_Exercise tasks:_
A - Set down word for word the passage of the Surfside lawsuit article from "The suit accuses" up to and including "speculate what happened.".
B - List every party that the Surfside lawsuit article names as hiring its own engineer.

_Source extract:_
SURFSIDE, Fla. (NewsNation Now) — A class action lawsuit filed Friday argues that the condo association responsible for maintaining the building that collapsed overnight on Thursday “could have prevented” the tragic incident.
In the suit, it details how certain “‘repair needs have been identified’ with regard to certain structural issues but have not been implemented; one of the most breathtakingly frightening tragedies in the history of South Florida followed.”
As of Friday night, 159 people remain unaccounted for in the collapse. 4 people have been confirmed to have died and 102 accounted for.
“In the early hours of Thursday morning, an unspeakable horror rocked the close-knit community of Surfside, Florida. Shortly thereafter, Sohn Law was engaged by the Drezner family. As a lawyer, I can’t fix what is irreparable. But what I can do is fight to immediately fully compensate these victims so that they can focus all of their energy on healing as best they can,” said Brad Sohn, the lawyer who filed the suit on behalf of the victims in the condo collapse, in a statement to NewsNationNow.com.
The suit accuses the condo association of “failing to take available steps to prevent the collapse” as well as “failing to monitor the building and activities that led to the collapse of the building.”
But Kenneth Direktor, a lawyer representing the condo association, told NewsNation Prime it’s too early to speculate what happened.
Officials have not confirmed what specifically lead to the building’s collapse yet. Florida Gov. Ron DeSantis stated that engineers would investigate a potential cause once the search for survivors concludes.
“We want to know what caused this,” he said. “Everyone involved is hiring their own engineer to get to the bottom of this – the city, the county, the insurance companies, the association themselves, everyone wants answers. Those answers will come from engineers, and it is almost unfair to speculate as to causes and try to point fingers while we are still searching for people in the rubble.”
Plaintiffs are seeking $5 million in damages.
While the lawsuit does not state specific damage reported to the association, residents have stated in the aftermath of the collapse that the building had issues with structural integrity in the parking garage and the pool deck.
“Our investigation continues, but we strongly believe this was preventable. A lawsuit is necessary to force all parties to preserve documents and records regarding this building and ensure a thorough investigation into this tragedy,” said Sohn.

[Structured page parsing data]
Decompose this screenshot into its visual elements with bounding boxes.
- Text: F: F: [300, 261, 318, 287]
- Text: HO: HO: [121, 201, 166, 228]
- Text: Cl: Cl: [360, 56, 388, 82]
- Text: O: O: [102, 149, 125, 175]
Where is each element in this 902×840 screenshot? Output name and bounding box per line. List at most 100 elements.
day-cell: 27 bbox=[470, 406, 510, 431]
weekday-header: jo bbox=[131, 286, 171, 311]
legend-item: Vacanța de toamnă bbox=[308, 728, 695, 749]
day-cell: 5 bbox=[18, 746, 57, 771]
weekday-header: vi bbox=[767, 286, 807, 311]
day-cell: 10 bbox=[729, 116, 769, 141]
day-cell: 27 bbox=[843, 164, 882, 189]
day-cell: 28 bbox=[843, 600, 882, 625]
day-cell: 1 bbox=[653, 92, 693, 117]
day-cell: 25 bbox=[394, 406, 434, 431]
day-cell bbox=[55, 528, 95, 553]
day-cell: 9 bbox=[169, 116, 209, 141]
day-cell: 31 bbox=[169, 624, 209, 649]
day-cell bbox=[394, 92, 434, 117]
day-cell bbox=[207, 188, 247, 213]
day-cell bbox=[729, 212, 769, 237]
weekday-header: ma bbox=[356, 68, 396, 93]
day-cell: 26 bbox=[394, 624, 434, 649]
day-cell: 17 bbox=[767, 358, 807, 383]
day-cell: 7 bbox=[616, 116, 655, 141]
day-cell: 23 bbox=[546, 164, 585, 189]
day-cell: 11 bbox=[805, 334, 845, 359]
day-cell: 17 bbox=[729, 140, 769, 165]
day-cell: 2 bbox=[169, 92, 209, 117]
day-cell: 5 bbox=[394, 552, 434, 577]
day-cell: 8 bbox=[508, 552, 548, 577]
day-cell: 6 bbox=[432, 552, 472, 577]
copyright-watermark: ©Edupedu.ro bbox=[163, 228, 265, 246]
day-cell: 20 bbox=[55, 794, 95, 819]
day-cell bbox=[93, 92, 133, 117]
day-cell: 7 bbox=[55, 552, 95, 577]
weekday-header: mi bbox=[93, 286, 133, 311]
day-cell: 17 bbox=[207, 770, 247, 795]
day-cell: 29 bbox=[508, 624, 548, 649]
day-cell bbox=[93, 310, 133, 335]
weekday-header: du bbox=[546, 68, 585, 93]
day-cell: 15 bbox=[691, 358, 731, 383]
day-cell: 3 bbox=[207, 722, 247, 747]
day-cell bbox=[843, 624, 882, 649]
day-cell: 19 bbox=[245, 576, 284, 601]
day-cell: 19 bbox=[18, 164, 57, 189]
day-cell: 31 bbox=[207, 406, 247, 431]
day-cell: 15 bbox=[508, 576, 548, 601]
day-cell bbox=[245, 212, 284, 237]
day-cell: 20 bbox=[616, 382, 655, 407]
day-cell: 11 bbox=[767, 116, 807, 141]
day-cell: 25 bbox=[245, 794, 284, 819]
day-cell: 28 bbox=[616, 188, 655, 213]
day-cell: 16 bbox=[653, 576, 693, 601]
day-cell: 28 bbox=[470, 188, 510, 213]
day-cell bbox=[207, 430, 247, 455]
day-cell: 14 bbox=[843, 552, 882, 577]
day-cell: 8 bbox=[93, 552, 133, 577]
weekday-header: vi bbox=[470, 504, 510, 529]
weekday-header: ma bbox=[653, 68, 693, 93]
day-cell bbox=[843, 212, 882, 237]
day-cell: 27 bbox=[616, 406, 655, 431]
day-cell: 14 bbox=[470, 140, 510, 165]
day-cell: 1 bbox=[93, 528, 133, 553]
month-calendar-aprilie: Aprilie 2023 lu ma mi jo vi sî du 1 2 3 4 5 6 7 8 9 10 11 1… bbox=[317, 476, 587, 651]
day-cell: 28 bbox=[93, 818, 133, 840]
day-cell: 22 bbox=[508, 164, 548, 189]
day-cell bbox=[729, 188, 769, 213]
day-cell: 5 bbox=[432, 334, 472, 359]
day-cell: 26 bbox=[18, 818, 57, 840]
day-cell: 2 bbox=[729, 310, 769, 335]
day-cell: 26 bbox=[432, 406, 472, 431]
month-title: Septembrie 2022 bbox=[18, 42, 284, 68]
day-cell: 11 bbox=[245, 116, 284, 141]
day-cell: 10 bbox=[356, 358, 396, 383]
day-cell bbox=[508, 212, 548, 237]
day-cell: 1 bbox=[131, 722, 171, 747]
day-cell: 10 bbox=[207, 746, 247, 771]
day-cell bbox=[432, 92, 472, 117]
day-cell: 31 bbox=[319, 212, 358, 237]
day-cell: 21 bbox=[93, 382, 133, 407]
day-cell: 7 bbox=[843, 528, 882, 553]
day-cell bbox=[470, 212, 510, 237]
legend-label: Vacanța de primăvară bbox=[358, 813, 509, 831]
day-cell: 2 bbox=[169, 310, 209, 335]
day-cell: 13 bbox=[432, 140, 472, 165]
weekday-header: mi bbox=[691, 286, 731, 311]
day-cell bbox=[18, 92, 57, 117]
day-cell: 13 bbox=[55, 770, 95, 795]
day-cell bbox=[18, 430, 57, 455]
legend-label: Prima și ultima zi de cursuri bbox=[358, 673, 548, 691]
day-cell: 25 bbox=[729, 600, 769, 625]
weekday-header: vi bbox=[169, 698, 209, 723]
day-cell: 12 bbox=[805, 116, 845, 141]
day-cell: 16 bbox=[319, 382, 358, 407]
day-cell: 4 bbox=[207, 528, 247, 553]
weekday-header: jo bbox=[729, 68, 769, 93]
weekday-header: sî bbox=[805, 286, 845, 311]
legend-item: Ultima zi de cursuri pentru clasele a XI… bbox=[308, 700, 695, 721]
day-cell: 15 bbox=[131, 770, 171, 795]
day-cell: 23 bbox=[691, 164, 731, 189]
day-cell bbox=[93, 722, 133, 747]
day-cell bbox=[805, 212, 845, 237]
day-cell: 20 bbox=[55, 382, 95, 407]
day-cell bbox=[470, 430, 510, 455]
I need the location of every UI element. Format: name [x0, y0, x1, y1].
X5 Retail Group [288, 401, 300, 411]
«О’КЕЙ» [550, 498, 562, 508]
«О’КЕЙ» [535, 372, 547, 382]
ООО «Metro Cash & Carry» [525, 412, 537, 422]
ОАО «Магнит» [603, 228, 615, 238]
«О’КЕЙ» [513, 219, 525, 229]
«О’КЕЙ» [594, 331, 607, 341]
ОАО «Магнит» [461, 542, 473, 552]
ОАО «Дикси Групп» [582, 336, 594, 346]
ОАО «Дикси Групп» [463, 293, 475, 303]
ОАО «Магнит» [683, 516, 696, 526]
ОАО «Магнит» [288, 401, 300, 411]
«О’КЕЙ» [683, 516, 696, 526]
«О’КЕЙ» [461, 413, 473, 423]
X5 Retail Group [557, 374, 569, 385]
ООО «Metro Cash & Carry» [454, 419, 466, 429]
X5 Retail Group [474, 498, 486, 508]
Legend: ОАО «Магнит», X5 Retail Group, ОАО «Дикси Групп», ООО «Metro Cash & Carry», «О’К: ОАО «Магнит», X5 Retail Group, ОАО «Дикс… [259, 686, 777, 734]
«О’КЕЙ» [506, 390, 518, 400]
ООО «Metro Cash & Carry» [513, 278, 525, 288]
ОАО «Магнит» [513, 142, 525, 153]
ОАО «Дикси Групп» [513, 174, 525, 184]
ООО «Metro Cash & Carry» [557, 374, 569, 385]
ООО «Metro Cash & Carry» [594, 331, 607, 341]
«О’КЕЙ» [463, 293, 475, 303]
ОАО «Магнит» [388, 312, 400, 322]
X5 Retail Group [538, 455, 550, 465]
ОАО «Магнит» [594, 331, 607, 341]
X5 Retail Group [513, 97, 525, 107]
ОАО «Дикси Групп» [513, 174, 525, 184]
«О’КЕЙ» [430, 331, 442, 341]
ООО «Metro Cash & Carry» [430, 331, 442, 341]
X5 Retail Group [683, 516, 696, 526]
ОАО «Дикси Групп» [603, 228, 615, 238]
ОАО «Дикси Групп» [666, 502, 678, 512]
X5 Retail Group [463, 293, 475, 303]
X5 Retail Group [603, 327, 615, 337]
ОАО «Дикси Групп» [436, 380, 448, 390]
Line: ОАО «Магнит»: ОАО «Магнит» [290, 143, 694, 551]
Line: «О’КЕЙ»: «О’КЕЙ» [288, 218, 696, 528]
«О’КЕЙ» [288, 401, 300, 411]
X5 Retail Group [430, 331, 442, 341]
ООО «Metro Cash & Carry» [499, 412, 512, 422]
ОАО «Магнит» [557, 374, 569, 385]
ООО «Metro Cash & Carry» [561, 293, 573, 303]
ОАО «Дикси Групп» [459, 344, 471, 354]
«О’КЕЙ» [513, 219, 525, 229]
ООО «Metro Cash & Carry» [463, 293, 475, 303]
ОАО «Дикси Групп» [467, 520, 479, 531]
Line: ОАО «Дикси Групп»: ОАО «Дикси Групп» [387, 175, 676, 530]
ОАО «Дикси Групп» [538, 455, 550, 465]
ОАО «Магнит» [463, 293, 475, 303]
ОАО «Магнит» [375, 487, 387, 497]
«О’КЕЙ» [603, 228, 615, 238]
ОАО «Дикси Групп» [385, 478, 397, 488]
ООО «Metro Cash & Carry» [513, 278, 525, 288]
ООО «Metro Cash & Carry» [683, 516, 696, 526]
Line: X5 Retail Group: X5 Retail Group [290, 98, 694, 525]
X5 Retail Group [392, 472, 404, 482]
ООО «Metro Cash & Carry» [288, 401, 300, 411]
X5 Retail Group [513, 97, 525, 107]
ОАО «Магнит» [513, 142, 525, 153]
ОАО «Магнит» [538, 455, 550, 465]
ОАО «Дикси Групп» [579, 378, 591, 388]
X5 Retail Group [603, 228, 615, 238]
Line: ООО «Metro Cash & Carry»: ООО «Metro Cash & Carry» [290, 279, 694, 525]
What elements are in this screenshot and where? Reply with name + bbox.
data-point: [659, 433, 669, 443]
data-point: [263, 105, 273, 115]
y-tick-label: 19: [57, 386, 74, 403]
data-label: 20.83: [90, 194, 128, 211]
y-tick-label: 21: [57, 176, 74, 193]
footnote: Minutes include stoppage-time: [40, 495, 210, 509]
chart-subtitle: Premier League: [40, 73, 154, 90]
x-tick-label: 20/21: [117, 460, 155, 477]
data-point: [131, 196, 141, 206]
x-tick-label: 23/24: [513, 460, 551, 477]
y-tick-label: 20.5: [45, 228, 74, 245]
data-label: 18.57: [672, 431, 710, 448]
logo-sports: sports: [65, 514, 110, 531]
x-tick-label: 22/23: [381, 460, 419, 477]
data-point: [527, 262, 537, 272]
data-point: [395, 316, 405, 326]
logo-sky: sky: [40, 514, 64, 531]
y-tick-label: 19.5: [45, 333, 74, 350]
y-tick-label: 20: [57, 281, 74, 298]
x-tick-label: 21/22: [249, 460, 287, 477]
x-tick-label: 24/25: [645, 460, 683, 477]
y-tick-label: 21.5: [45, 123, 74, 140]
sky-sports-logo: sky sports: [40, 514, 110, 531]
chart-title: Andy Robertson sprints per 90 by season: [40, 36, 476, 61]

_Answers given:_
A -
The suit accuses the condo association of “failing to take available steps to prevent the collapse” as well as “failing to monitor the building and activities that led to the collapse of the building.”
But Kenneth Direktor, a lawyer representing the condo association, told NewsNation Prime it’s too early to speculate what happened.

B -
- the city
- the county
- the insurance companies
- the association themselves